— Task description —
Print the records below word for word, but leave out the pictures.

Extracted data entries

================================

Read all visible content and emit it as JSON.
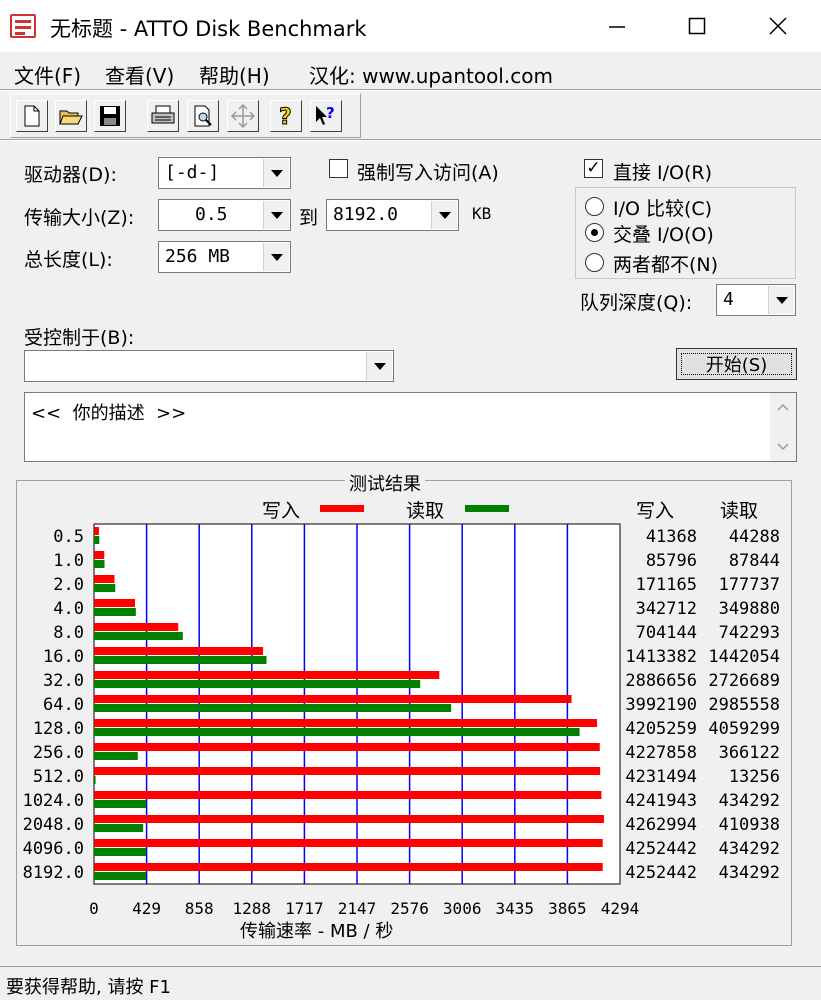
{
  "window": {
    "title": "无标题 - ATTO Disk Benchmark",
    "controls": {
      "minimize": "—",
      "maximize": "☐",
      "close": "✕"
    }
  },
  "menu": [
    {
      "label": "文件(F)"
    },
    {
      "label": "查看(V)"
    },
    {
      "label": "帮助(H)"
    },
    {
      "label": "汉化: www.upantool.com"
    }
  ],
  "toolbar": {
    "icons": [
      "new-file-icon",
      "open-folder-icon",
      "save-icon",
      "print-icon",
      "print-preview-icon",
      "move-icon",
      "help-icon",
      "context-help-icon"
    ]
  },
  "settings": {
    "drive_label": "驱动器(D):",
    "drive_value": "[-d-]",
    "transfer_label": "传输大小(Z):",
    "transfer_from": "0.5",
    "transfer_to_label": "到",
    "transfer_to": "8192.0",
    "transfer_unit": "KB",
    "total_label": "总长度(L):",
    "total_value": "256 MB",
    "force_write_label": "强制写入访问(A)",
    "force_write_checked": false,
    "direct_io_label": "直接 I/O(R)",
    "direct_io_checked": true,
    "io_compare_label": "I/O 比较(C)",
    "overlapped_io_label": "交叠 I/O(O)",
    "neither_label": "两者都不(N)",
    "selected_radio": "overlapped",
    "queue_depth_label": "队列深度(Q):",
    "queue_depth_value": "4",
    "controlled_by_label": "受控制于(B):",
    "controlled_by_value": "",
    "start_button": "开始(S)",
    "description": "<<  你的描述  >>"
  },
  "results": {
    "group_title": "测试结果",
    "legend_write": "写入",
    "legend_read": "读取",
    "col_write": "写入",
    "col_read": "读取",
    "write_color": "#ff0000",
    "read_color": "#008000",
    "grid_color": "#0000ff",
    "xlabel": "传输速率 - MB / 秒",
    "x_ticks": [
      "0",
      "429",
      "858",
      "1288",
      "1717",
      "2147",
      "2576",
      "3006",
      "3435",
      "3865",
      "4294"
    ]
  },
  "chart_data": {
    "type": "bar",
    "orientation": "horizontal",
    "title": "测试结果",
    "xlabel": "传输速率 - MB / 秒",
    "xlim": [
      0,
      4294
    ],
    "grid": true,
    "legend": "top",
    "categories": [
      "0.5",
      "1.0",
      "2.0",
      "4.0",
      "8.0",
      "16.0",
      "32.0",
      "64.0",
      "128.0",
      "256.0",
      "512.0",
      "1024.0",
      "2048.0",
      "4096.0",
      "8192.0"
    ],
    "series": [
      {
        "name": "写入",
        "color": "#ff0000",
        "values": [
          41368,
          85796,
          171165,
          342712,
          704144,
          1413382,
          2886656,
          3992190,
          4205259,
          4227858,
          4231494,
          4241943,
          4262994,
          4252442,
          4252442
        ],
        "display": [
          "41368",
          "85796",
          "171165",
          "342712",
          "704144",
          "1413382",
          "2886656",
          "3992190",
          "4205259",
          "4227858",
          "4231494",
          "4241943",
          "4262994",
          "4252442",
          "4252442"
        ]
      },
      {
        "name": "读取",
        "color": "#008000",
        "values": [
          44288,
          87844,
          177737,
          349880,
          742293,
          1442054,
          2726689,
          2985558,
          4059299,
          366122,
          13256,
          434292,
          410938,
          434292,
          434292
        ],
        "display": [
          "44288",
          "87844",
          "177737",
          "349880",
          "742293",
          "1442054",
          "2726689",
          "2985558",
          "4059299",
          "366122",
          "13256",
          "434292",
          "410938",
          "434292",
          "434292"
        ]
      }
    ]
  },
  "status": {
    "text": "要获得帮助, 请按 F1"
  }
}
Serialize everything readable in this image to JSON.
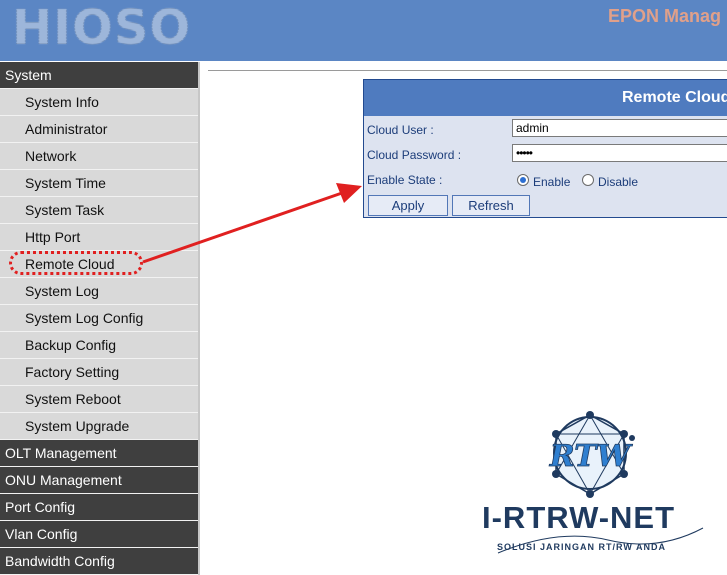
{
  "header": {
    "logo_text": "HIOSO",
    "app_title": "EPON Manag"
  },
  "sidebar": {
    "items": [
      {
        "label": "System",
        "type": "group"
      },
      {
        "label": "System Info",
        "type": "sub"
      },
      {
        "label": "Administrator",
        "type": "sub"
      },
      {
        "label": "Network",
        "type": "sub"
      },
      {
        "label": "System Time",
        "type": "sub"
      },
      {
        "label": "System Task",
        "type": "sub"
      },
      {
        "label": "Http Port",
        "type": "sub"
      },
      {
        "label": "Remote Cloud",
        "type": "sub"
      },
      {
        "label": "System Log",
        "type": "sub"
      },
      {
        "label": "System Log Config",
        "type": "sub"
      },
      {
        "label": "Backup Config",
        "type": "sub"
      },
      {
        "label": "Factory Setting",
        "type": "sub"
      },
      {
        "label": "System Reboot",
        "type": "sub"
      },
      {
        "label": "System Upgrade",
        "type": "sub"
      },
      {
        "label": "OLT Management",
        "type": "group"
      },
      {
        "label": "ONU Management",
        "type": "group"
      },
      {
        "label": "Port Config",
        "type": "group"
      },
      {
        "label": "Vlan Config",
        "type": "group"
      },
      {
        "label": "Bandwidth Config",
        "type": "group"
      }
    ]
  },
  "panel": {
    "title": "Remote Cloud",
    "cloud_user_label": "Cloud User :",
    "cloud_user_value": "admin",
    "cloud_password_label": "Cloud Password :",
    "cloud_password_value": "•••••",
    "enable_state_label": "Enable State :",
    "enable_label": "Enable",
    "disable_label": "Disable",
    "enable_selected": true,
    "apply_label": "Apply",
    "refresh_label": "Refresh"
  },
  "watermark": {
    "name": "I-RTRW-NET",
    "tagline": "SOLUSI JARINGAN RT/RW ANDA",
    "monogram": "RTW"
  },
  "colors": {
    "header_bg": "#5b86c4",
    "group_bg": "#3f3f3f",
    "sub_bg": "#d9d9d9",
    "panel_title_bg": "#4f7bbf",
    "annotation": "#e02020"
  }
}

================================

— Output of the task —
Read all visible content and emit it as JSON.
{
  "window": {
    "title": "无标题 - ATTO Disk Benchmark",
    "controls": {
      "minimize": "—",
      "maximize": "☐",
      "close": "✕"
    }
  },
  "menu": [
    {
      "label": "文件(F)"
    },
    {
      "label": "查看(V)"
    },
    {
      "label": "帮助(H)"
    },
    {
      "label": "汉化: www.upantool.com"
    }
  ],
  "toolbar": {
    "icons": [
      "new-file-icon",
      "open-folder-icon",
      "save-icon",
      "print-icon",
      "print-preview-icon",
      "move-icon",
      "help-icon",
      "context-help-icon"
    ]
  },
  "settings": {
    "drive_label": "驱动器(D):",
    "drive_value": "[-d-]",
    "transfer_label": "传输大小(Z):",
    "transfer_from": "0.5",
    "transfer_to_label": "到",
    "transfer_to": "8192.0",
    "transfer_unit": "KB",
    "total_label": "总长度(L):",
    "total_value": "256 MB",
    "force_write_label": "强制写入访问(A)",
    "force_write_checked": false,
    "direct_io_label": "直接 I/O(R)",
    "direct_io_checked": true,
    "io_compare_label": "I/O 比较(C)",
    "overlapped_io_label": "交叠 I/O(O)",
    "neither_label": "两者都不(N)",
    "selected_radio": "overlapped",
    "queue_depth_label": "队列深度(Q):",
    "queue_depth_value": "4",
    "controlled_by_label": "受控制于(B):",
    "controlled_by_value": "",
    "start_button": "开始(S)",
    "description": "<<  你的描述  >>"
  },
  "results": {
    "group_title": "测试结果",
    "legend_write": "写入",
    "legend_read": "读取",
    "col_write": "写入",
    "col_read": "读取",
    "write_color": "#ff0000",
    "read_color": "#008000",
    "grid_color": "#0000ff",
    "xlabel": "传输速率 - MB / 秒",
    "x_ticks": [
      "0",
      "429",
      "858",
      "1288",
      "1717",
      "2147",
      "2576",
      "3006",
      "3435",
      "3865",
      "4294"
    ]
  },
  "chart_data": {
    "type": "bar",
    "orientation": "horizontal",
    "title": "测试结果",
    "xlabel": "传输速率 - MB / 秒",
    "xlim": [
      0,
      4294
    ],
    "grid": true,
    "legend": "top",
    "categories": [
      "0.5",
      "1.0",
      "2.0",
      "4.0",
      "8.0",
      "16.0",
      "32.0",
      "64.0",
      "128.0",
      "256.0",
      "512.0",
      "1024.0",
      "2048.0",
      "4096.0",
      "8192.0"
    ],
    "series": [
      {
        "name": "写入",
        "color": "#ff0000",
        "values": [
          41368,
          85796,
          171165,
          342712,
          704144,
          1413382,
          2886656,
          3992190,
          4205259,
          4227858,
          4231494,
          4241943,
          4262994,
          4252442,
          4252442
        ],
        "display": [
          "41368",
          "85796",
          "171165",
          "342712",
          "704144",
          "1413382",
          "2886656",
          "3992190",
          "4205259",
          "4227858",
          "4231494",
          "4241943",
          "4262994",
          "4252442",
          "4252442"
        ]
      },
      {
        "name": "读取",
        "color": "#008000",
        "values": [
          44288,
          87844,
          177737,
          349880,
          742293,
          1442054,
          2726689,
          2985558,
          4059299,
          366122,
          13256,
          434292,
          410938,
          434292,
          434292
        ],
        "display": [
          "44288",
          "87844",
          "177737",
          "349880",
          "742293",
          "1442054",
          "2726689",
          "2985558",
          "4059299",
          "366122",
          "13256",
          "434292",
          "410938",
          "434292",
          "434292"
        ]
      }
    ]
  },
  "status": {
    "text": "要获得帮助, 请按 F1"
  }
}
Serialize everything readable in this image to JSON.
{
  "header": {
    "logo_text": "HIOSO",
    "app_title": "EPON Manag"
  },
  "sidebar": {
    "items": [
      {
        "label": "System",
        "type": "group"
      },
      {
        "label": "System Info",
        "type": "sub"
      },
      {
        "label": "Administrator",
        "type": "sub"
      },
      {
        "label": "Network",
        "type": "sub"
      },
      {
        "label": "System Time",
        "type": "sub"
      },
      {
        "label": "System Task",
        "type": "sub"
      },
      {
        "label": "Http Port",
        "type": "sub"
      },
      {
        "label": "Remote Cloud",
        "type": "sub"
      },
      {
        "label": "System Log",
        "type": "sub"
      },
      {
        "label": "System Log Config",
        "type": "sub"
      },
      {
        "label": "Backup Config",
        "type": "sub"
      },
      {
        "label": "Factory Setting",
        "type": "sub"
      },
      {
        "label": "System Reboot",
        "type": "sub"
      },
      {
        "label": "System Upgrade",
        "type": "sub"
      },
      {
        "label": "OLT Management",
        "type": "group"
      },
      {
        "label": "ONU Management",
        "type": "group"
      },
      {
        "label": "Port Config",
        "type": "group"
      },
      {
        "label": "Vlan Config",
        "type": "group"
      },
      {
        "label": "Bandwidth Config",
        "type": "group"
      }
    ]
  },
  "panel": {
    "title": "Remote Cloud",
    "cloud_user_label": "Cloud User :",
    "cloud_user_value": "admin",
    "cloud_password_label": "Cloud Password :",
    "cloud_password_value": "•••••",
    "enable_state_label": "Enable State :",
    "enable_label": "Enable",
    "disable_label": "Disable",
    "enable_selected": true,
    "apply_label": "Apply",
    "refresh_label": "Refresh"
  },
  "watermark": {
    "name": "I-RTRW-NET",
    "tagline": "SOLUSI JARINGAN RT/RW ANDA",
    "monogram": "RTW"
  },
  "colors": {
    "header_bg": "#5b86c4",
    "group_bg": "#3f3f3f",
    "sub_bg": "#d9d9d9",
    "panel_title_bg": "#4f7bbf",
    "annotation": "#e02020"
  }
}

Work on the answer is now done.